((

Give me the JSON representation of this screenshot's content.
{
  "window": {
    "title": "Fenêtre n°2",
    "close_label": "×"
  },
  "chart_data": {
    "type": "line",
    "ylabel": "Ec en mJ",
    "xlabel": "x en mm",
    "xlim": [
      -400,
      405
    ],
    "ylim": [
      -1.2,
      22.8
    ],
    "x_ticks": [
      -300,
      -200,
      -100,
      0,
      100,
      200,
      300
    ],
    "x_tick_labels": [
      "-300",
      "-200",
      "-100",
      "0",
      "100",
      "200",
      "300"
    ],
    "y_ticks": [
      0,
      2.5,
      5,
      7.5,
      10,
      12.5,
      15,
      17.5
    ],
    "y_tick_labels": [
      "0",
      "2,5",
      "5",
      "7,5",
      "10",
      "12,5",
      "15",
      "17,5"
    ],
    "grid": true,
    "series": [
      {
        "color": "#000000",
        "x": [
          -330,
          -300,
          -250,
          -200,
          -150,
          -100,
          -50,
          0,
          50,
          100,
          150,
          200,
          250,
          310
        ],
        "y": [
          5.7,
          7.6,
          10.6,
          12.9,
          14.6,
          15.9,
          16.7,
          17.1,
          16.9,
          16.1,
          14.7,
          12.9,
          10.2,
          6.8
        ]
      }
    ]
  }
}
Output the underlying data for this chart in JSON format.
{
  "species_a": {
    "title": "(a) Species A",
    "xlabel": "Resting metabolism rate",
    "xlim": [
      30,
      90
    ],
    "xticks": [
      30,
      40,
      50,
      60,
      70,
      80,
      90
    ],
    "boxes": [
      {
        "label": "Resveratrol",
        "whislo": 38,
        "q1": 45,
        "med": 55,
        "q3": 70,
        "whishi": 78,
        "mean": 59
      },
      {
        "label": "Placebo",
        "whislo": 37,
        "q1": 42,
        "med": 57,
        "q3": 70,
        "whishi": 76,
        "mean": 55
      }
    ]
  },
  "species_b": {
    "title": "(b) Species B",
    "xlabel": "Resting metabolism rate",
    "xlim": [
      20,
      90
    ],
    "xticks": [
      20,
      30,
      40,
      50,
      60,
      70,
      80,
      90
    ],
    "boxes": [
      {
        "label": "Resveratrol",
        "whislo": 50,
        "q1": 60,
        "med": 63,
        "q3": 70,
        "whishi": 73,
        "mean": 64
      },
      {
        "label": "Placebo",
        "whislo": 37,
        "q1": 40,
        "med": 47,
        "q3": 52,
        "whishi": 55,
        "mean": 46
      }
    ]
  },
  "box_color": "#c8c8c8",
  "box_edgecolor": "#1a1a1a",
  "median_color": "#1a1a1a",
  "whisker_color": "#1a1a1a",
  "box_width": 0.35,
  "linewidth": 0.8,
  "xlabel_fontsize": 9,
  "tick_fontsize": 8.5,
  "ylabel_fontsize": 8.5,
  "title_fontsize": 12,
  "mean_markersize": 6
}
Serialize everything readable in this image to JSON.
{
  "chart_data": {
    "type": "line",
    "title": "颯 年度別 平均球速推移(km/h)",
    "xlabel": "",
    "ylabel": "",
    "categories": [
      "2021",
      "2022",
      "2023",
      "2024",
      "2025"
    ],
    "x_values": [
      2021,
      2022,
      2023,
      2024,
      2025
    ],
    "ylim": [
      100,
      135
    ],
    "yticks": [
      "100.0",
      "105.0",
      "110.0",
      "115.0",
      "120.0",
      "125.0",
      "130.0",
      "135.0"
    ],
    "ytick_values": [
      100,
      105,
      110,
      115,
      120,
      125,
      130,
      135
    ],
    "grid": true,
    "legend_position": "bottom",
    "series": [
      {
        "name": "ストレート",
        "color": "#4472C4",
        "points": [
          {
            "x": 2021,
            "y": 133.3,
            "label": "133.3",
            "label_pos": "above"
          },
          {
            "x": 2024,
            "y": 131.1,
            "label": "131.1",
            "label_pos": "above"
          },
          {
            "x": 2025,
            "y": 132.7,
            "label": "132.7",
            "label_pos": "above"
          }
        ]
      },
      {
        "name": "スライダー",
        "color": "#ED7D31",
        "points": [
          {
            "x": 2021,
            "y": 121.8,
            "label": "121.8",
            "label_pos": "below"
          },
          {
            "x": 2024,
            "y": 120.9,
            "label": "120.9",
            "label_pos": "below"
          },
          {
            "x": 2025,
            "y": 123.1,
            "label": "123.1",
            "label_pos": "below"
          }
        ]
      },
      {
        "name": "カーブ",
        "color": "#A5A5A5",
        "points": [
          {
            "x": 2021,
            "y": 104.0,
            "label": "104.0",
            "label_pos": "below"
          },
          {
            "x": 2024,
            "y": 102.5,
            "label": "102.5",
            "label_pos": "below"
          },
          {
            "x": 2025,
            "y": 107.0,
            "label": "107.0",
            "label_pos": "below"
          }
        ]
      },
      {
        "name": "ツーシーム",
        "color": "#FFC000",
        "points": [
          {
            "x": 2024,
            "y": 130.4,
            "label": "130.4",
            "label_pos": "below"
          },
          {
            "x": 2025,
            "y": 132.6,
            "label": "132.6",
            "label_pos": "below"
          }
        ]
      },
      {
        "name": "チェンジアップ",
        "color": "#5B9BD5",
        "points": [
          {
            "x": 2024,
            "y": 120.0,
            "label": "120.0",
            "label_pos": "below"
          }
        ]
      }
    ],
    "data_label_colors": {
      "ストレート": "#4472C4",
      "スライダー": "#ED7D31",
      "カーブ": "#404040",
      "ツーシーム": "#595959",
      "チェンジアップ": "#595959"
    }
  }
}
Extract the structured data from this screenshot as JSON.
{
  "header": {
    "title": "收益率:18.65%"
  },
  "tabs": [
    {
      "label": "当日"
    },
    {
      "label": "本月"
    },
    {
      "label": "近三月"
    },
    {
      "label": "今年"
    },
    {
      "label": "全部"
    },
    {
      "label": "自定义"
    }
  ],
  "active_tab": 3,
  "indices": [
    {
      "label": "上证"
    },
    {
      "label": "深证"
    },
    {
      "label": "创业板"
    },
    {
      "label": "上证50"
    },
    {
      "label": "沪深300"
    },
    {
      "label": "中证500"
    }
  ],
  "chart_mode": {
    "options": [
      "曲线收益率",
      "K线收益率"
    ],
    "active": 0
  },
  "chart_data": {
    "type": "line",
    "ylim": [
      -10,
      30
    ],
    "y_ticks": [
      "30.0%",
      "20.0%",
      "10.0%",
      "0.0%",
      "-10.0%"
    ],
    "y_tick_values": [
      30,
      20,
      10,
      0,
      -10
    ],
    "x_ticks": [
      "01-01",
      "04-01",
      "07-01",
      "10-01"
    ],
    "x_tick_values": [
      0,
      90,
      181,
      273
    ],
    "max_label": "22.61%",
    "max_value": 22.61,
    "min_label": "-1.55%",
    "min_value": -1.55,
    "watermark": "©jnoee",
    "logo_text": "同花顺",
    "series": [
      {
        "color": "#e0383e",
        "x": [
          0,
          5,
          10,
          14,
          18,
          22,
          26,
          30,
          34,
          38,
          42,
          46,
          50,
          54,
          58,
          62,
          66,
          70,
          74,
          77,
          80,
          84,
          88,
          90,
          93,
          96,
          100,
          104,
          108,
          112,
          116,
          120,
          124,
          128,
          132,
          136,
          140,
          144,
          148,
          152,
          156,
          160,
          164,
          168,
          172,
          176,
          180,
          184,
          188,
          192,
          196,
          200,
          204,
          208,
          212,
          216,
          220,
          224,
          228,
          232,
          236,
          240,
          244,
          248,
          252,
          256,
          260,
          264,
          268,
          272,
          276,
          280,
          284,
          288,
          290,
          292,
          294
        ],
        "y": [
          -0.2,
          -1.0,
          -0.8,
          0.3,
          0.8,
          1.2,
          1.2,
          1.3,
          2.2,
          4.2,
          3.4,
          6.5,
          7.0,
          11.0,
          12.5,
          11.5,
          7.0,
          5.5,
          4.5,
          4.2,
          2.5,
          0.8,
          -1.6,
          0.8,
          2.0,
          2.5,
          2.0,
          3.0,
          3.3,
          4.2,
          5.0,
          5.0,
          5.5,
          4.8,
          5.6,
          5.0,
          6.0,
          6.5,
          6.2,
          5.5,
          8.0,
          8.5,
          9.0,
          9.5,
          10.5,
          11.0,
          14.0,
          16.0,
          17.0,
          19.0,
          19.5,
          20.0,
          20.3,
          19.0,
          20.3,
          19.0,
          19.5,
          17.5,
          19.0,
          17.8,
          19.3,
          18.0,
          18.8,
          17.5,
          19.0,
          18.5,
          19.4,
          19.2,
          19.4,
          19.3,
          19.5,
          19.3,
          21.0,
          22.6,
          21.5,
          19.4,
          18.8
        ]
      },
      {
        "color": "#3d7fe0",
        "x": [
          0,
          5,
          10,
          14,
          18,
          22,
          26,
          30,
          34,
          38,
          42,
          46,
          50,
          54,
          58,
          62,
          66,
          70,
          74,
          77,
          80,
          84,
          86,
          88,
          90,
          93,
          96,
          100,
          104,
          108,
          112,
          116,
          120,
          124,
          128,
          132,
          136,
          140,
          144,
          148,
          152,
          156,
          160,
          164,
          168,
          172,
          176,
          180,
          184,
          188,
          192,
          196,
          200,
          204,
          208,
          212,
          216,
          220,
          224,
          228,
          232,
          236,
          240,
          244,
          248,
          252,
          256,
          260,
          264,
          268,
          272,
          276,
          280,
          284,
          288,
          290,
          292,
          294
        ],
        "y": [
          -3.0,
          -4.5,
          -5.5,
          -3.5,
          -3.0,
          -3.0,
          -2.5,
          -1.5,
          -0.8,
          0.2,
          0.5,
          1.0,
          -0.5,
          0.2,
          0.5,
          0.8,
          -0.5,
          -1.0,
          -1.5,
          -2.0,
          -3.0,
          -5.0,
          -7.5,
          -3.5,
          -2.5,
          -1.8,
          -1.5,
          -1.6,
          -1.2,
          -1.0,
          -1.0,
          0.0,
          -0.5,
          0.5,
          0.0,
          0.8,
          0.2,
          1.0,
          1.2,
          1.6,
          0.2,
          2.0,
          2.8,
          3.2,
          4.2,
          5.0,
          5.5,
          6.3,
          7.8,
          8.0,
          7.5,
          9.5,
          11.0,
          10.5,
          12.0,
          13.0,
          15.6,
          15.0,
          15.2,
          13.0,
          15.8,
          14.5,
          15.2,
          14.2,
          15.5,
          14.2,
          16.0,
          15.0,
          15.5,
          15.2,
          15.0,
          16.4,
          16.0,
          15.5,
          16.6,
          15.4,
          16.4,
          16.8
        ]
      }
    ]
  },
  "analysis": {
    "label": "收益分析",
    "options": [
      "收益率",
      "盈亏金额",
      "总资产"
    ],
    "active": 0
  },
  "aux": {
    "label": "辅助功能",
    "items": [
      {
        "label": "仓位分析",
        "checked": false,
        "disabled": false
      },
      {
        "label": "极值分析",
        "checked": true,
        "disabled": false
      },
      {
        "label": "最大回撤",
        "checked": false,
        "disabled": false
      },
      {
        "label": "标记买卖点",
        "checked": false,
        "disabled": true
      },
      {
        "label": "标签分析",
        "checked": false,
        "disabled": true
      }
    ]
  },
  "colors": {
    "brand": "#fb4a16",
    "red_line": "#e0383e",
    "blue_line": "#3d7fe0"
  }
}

))

EXERCISE: All lines in the data that contain the word "JSON" should be copied.

EXERCISE RESPONSE:
Give me the JSON representation of this screenshot's content.
Output the underlying data for this chart in JSON format.
Serialize everything readable in this image to JSON.
Extract the structured data from this screenshot as JSON.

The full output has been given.